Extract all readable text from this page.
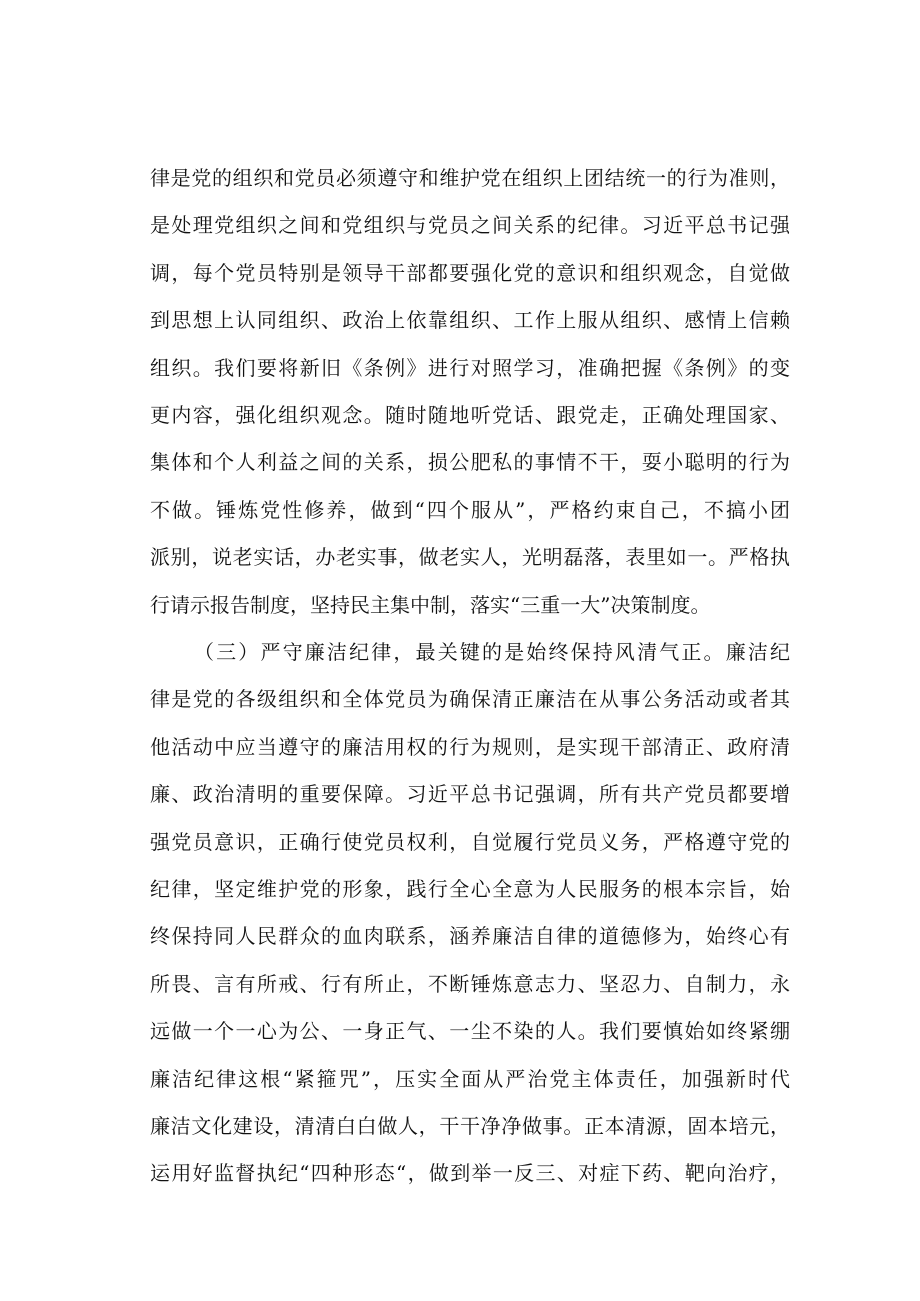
律是党的组织和党员必须遵守和维护党在组织上团结统一的行为准则，
是处理党组织之间和党组织与党员之间关系的纪律。习近平总书记强
调，每个党员特别是领导干部都要强化党的意识和组织观念，自觉做
到思想上认同组织、政治上依靠组织、工作上服从组织、感情上信赖
组织。我们要将新旧《条例》进行对照学习，准确把握《条例》的变
更内容，强化组织观念。随时随地听党话、跟党走，正确处理国家、
集体和个人利益之间的关系，损公肥私的事情不干，耍小聪明的行为
不做。锤炼党性修养，做到“四个服从”，严格约束自己，不搞小团
派别，说老实话，办老实事，做老实人，光明磊落，表里如一。严格执
行请示报告制度，坚持民主集中制，落实“三重一大”决策制度。
（三）严守廉洁纪律，最关键的是始终保持风清气正。廉洁纪
律是党的各级组织和全体党员为确保清正廉洁在从事公务活动或者其
他活动中应当遵守的廉洁用权的行为规则，是实现干部清正、政府清
廉、政治清明的重要保障。习近平总书记强调，所有共产党员都要增
强党员意识，正确行使党员权利，自觉履行党员义务，严格遵守党的
纪律，坚定维护党的形象，践行全心全意为人民服务的根本宗旨，始
终保持同人民群众的血肉联系，涵养廉洁自律的道德修为，始终心有
所畏、言有所戒、行有所止，不断锤炼意志力、坚忍力、自制力，永
远做一个一心为公、一身正气、一尘不染的人。我们要慎始如终紧绷
廉洁纪律这根“紧箍咒”，压实全面从严治党主体责任，加强新时代
廉洁文化建设，清清白白做人，干干净净做事。正本清源，固本培元，
运用好监督执纪“四种形态“，做到举一反三、对症下药、靶向治疗，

────────────────────────────────────────

All of the data needs repeating exactly, but the pictures do not.

FULL ANSWER:
Extract all readable text from this page.
律是党的组织和党员必须遵守和维护党在组织上团结统一的行为准则，
是处理党组织之间和党组织与党员之间关系的纪律。习近平总书记强
调，每个党员特别是领导干部都要强化党的意识和组织观念，自觉做
到思想上认同组织、政治上依靠组织、工作上服从组织、感情上信赖
组织。我们要将新旧《条例》进行对照学习，准确把握《条例》的变
更内容，强化组织观念。随时随地听党话、跟党走，正确处理国家、
集体和个人利益之间的关系，损公肥私的事情不干，耍小聪明的行为
不做。锤炼党性修养，做到“四个服从”，严格约束自己，不搞小团
派别，说老实话，办老实事，做老实人，光明磊落，表里如一。严格执
行请示报告制度，坚持民主集中制，落实“三重一大”决策制度。
（三）严守廉洁纪律，最关键的是始终保持风清气正。廉洁纪
律是党的各级组织和全体党员为确保清正廉洁在从事公务活动或者其
他活动中应当遵守的廉洁用权的行为规则，是实现干部清正、政府清
廉、政治清明的重要保障。习近平总书记强调，所有共产党员都要增
强党员意识，正确行使党员权利，自觉履行党员义务，严格遵守党的
纪律，坚定维护党的形象，践行全心全意为人民服务的根本宗旨，始
终保持同人民群众的血肉联系，涵养廉洁自律的道德修为，始终心有
所畏、言有所戒、行有所止，不断锤炼意志力、坚忍力、自制力，永
远做一个一心为公、一身正气、一尘不染的人。我们要慎始如终紧绷
廉洁纪律这根“紧箍咒”，压实全面从严治党主体责任，加强新时代
廉洁文化建设，清清白白做人，干干净净做事。正本清源，固本培元，
运用好监督执纪“四种形态“，做到举一反三、对症下药、靶向治疗，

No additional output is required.